--- START OF PROVIDED ENTRIES ---

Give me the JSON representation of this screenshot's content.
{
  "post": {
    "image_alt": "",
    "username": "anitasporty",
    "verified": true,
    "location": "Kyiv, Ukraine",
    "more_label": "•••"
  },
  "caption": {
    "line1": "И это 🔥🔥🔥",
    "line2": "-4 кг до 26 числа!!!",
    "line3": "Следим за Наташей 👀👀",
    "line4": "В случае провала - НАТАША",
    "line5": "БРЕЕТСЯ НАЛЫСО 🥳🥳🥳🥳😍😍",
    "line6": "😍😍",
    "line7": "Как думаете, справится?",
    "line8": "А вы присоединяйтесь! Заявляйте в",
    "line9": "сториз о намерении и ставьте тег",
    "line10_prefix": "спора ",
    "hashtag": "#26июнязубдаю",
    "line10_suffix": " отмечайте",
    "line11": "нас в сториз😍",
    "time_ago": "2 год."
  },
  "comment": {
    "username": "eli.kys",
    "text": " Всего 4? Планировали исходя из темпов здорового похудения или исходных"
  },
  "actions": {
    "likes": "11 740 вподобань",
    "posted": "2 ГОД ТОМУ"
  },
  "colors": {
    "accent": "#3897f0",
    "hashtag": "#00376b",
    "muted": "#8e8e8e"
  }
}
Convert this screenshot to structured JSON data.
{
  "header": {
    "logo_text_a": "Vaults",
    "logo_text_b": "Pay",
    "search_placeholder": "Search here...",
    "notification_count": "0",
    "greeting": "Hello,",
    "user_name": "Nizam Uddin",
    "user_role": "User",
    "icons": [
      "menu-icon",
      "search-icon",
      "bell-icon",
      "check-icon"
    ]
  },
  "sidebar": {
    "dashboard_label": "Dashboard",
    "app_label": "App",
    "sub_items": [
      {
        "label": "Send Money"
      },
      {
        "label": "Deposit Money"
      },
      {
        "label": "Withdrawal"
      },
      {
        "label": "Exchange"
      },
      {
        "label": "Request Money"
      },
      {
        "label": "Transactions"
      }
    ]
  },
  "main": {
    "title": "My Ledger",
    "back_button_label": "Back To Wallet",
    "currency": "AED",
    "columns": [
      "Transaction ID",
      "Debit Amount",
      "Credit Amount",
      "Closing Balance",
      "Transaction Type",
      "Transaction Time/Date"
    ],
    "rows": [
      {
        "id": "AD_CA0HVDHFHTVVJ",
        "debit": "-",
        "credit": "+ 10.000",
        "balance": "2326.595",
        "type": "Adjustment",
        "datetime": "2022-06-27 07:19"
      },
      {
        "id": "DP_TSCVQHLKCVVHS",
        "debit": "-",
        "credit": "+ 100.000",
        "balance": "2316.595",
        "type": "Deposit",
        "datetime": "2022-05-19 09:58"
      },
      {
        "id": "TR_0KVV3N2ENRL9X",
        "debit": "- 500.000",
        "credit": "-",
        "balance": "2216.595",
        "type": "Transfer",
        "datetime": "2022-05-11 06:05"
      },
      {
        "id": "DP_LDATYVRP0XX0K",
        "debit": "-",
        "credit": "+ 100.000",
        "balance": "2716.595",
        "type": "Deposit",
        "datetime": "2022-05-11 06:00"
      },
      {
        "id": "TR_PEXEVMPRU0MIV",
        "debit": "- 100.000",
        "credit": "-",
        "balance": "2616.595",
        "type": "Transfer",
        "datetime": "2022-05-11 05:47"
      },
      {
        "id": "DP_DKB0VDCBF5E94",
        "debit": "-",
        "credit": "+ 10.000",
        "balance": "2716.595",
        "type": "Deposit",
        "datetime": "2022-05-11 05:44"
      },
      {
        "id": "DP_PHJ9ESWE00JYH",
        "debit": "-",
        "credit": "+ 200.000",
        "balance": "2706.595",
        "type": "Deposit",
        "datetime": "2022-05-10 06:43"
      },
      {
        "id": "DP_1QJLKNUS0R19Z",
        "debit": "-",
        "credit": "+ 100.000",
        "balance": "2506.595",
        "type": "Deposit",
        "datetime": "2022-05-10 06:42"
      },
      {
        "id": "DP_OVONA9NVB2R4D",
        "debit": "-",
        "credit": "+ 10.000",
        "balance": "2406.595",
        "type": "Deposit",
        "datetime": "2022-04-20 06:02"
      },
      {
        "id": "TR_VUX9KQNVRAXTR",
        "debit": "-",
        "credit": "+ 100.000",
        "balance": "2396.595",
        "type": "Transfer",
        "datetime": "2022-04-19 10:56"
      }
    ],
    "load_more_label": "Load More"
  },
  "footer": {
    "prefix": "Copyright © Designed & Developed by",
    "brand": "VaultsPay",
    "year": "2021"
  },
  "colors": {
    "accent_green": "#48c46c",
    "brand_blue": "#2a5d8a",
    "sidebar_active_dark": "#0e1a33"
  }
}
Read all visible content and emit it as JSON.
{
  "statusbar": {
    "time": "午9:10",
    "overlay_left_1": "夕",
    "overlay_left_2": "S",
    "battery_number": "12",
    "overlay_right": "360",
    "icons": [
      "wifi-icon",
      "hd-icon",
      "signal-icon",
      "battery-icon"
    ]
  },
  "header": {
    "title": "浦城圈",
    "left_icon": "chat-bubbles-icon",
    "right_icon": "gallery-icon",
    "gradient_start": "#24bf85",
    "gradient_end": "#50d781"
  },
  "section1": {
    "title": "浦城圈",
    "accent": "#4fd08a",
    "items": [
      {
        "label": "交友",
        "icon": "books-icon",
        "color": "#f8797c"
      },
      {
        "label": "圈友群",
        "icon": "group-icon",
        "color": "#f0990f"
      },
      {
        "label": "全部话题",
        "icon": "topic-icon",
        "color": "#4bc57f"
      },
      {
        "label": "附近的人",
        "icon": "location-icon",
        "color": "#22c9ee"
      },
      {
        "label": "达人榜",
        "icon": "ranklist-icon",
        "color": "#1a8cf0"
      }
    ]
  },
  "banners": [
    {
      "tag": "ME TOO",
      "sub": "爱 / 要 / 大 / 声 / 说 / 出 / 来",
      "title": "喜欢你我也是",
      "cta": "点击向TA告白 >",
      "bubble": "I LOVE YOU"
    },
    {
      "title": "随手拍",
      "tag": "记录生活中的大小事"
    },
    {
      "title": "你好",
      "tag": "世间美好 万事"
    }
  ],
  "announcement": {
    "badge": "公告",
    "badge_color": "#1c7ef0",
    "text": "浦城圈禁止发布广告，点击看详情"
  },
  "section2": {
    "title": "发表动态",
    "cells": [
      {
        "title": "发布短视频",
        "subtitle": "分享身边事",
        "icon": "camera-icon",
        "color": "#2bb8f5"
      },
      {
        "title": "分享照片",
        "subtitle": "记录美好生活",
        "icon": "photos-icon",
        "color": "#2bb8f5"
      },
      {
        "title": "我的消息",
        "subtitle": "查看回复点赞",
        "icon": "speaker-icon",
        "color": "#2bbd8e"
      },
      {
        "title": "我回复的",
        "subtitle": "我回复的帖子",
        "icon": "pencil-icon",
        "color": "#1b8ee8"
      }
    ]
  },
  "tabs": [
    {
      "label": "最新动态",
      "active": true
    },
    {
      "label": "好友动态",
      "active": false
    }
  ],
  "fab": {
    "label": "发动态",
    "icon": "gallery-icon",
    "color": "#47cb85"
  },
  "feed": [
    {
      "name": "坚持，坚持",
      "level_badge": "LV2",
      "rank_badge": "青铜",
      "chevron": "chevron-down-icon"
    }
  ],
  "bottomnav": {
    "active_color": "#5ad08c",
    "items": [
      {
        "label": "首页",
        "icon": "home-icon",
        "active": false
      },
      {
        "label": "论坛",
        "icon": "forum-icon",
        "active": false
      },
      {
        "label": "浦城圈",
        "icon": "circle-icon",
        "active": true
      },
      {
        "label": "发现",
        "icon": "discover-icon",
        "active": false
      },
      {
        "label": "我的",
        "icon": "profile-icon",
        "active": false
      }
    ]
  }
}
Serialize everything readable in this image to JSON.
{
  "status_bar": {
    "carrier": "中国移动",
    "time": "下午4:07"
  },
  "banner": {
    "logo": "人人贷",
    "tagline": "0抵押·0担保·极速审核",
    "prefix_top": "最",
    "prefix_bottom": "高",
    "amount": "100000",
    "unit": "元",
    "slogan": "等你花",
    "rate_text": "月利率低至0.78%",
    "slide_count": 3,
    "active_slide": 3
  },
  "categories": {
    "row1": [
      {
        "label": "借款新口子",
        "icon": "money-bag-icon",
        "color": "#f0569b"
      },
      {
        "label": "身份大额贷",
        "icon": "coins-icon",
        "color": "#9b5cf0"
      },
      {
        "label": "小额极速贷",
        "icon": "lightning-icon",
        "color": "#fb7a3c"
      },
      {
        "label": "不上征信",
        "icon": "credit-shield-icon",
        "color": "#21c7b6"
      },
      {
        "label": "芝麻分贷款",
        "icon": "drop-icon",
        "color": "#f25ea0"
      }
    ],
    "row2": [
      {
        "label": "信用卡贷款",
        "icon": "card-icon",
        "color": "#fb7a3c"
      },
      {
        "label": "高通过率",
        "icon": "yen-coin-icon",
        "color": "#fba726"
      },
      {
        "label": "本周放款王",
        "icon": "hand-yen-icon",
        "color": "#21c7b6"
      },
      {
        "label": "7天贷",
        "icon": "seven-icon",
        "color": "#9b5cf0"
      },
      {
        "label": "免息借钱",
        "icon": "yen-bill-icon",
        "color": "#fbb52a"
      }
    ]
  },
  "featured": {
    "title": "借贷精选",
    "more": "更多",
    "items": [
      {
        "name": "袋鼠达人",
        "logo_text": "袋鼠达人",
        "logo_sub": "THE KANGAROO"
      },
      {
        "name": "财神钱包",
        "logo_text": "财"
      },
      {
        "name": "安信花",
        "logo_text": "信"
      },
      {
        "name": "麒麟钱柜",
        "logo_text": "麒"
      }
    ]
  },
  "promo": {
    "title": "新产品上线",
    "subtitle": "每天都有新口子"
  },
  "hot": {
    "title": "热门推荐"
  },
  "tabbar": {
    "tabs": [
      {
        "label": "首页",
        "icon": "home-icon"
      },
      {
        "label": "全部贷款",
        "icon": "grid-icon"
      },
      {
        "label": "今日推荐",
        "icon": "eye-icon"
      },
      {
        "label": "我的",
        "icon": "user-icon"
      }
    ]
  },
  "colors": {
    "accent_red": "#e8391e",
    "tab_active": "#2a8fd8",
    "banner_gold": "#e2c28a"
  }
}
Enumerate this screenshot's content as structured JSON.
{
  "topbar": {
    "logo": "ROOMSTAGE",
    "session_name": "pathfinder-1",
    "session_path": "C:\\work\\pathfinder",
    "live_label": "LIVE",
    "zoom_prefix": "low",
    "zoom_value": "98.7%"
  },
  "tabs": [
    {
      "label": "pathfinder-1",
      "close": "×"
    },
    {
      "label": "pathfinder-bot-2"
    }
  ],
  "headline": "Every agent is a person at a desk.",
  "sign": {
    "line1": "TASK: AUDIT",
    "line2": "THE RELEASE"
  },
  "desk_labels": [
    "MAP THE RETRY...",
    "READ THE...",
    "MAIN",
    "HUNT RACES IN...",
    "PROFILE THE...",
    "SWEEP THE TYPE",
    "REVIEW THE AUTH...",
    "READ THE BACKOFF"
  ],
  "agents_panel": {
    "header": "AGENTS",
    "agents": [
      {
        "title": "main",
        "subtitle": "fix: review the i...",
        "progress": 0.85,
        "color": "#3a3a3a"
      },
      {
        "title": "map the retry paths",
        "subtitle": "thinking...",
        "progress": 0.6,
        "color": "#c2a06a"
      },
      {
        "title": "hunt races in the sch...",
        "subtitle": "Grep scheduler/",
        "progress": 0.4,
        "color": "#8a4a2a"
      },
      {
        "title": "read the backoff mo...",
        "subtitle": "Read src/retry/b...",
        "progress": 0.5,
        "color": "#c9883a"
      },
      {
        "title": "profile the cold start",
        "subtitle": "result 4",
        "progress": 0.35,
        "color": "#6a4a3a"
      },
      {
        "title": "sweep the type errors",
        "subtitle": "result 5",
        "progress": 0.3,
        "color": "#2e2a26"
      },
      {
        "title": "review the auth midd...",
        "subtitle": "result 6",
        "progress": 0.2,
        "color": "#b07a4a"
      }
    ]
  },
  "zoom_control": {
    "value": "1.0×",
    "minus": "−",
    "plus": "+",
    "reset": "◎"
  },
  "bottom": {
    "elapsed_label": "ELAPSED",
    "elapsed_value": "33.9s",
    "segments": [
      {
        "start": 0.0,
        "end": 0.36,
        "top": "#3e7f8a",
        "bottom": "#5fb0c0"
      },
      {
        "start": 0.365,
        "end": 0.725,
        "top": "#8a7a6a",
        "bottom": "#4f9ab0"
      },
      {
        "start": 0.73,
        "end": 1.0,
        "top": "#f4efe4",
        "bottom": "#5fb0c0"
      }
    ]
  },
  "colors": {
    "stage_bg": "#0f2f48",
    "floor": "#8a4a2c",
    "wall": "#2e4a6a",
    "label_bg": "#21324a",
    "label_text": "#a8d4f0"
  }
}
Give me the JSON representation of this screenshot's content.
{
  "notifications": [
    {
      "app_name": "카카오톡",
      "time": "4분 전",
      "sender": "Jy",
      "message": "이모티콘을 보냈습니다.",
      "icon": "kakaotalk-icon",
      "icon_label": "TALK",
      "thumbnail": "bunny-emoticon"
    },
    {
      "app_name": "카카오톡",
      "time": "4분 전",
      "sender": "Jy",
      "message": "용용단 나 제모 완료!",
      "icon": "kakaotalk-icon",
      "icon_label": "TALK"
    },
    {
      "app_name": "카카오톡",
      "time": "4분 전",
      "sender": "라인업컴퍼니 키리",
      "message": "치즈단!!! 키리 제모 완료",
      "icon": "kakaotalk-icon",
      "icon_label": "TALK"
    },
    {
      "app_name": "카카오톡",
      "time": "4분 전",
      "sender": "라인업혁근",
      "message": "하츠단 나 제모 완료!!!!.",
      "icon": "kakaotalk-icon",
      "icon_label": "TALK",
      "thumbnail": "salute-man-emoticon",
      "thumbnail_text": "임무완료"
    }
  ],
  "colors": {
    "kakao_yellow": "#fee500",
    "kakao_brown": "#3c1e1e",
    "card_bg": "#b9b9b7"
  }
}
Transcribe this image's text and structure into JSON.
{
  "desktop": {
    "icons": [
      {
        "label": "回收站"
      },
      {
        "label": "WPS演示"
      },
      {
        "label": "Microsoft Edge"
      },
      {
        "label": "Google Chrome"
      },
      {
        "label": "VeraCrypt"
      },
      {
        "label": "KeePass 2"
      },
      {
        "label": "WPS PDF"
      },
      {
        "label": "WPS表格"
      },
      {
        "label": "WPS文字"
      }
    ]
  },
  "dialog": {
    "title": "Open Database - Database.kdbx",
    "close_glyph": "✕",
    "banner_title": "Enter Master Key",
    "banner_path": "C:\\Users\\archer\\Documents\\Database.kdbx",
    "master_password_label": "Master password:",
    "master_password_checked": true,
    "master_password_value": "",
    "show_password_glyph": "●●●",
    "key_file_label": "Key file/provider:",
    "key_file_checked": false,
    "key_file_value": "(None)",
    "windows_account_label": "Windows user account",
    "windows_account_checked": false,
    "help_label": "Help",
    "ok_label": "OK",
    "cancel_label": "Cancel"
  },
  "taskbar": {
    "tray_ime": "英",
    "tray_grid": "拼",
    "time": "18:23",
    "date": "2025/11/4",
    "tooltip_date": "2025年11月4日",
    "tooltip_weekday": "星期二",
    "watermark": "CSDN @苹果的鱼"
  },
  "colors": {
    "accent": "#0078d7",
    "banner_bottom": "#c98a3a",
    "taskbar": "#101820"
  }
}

--- END OF PROVIDED ENTRIES ---

§ PROBLEM REQUIREMENTS: Gather every line from the listing above in which the word "subtitle" appears.

§ ANSWER FOR THE TASK:
        "subtitle": "分享身边事",
        "subtitle": "记录美好生活",
        "subtitle": "查看回复点赞",
        "subtitle": "我回复的帖子",
    "subtitle": "每天都有新口子"
        "subtitle": "fix: review the i...",
        "subtitle": "thinking...",
        "subtitle": "Grep scheduler/",
        "subtitle": "Read src/retry/b...",
        "subtitle": "result 4",
        "subtitle": "result 5",
        "subtitle": "result 6",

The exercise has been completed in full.